> [Exercise directions]: Print each line exactly as it is given.

(Dataset entries)

###

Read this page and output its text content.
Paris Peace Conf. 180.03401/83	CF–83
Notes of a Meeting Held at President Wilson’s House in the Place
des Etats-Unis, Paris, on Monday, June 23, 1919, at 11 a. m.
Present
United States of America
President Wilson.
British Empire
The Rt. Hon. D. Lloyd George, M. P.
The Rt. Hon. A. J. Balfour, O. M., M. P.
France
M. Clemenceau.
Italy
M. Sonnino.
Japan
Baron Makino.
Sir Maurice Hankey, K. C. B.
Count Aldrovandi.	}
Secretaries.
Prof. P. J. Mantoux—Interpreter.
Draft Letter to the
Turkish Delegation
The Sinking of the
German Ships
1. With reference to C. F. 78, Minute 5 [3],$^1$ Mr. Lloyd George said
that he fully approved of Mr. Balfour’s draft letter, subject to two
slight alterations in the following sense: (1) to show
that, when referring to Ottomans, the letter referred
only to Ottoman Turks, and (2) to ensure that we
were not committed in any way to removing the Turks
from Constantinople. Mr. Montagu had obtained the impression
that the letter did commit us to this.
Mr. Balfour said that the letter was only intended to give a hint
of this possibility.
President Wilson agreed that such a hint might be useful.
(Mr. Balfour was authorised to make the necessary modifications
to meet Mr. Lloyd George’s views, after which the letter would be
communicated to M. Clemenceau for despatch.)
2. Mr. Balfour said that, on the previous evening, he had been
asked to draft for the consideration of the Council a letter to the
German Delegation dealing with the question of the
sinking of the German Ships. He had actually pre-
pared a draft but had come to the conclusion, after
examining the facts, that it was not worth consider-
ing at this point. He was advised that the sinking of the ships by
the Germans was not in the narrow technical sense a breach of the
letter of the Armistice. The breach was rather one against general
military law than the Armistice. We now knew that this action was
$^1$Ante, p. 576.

###

> [Answer to this problem]:
Read this page and output its text content.
Paris Peace Conf. 180.03401/83	CF–83
Notes of a Meeting Held at President Wilson’s House in the Place
des Etats-Unis, Paris, on Monday, June 23, 1919, at 11 a. m.
Present
United States of America
President Wilson.
British Empire
The Rt. Hon. D. Lloyd George, M. P.
The Rt. Hon. A. J. Balfour, O. M., M. P.
France
M. Clemenceau.
Italy
M. Sonnino.
Japan
Baron Makino.
Sir Maurice Hankey, K. C. B.
Count Aldrovandi.	}
Secretaries.
Prof. P. J. Mantoux—Interpreter.
Draft Letter to the
Turkish Delegation
The Sinking of the
German Ships
1. With reference to C. F. 78, Minute 5 [3],$^1$ Mr. Lloyd George said
that he fully approved of Mr. Balfour’s draft letter, subject to two
slight alterations in the following sense: (1) to show
that, when referring to Ottomans, the letter referred
only to Ottoman Turks, and (2) to ensure that we
were not committed in any way to removing the Turks
from Constantinople. Mr. Montagu had obtained the impression
that the letter did commit us to this.
Mr. Balfour said that the letter was only intended to give a hint
of this possibility.
President Wilson agreed that such a hint might be useful.
(Mr. Balfour was authorised to make the necessary modifications
to meet Mr. Lloyd George’s views, after which the letter would be
communicated to M. Clemenceau for despatch.)
2. Mr. Balfour said that, on the previous evening, he had been
asked to draft for the consideration of the Council a letter to the
German Delegation dealing with the question of the
sinking of the German Ships. He had actually pre-
pared a draft but had come to the conclusion, after
examining the facts, that it was not worth consider-
ing at this point. He was advised that the sinking of the ships by
the Germans was not in the narrow technical sense a breach of the
letter of the Armistice. The breach was rather one against general
military law than the Armistice. We now knew that this action was
$^1$Ante, p. 576.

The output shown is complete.